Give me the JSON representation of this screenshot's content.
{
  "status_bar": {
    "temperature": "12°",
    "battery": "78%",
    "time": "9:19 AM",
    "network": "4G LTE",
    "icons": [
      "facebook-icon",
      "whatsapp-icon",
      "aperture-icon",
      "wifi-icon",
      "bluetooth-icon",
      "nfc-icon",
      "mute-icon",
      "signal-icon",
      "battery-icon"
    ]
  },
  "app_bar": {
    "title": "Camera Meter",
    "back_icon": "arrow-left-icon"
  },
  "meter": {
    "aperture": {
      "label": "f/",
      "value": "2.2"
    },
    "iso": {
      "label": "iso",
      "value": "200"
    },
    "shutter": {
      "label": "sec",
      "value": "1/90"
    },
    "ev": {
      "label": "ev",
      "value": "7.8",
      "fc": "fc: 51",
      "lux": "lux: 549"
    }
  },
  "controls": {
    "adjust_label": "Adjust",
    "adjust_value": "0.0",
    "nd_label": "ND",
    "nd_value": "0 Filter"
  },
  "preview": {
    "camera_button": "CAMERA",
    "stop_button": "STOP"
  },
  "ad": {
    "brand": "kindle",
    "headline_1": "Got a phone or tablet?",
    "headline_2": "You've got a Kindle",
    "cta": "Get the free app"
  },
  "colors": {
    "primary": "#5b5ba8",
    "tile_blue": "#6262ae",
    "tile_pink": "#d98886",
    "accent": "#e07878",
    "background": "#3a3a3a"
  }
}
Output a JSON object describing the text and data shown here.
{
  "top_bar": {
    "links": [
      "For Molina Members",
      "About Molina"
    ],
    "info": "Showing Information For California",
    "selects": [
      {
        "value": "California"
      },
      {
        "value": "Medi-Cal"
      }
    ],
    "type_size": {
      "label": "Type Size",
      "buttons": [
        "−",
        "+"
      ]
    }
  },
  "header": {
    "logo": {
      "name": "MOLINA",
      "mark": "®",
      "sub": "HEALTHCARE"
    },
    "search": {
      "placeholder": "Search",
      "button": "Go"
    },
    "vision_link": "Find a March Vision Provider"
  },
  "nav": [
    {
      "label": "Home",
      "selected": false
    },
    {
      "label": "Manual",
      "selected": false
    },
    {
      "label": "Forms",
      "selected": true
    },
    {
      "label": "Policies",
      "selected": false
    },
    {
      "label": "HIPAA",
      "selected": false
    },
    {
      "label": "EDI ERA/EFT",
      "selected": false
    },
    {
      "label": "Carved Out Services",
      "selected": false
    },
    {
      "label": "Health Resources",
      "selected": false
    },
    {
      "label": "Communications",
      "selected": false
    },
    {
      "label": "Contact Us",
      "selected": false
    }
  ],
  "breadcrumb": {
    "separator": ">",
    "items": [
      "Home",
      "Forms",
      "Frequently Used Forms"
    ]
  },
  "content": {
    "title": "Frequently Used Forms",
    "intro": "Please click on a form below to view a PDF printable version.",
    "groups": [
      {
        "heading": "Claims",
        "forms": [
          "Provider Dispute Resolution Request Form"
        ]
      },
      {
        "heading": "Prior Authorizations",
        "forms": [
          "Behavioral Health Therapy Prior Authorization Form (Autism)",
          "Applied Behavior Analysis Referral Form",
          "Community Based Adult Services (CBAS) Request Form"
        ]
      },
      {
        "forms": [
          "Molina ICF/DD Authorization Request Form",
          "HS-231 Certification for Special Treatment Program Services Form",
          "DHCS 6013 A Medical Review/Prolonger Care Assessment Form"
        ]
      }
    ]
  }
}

§ §

> WHAT IS NEEDED
Pull out and copy each line containing the string "Provider".

> WRITTEN RESPONSE
    "vision_link": "Find a March Vision Provider"
          "Provider Dispute Resolution Request Form"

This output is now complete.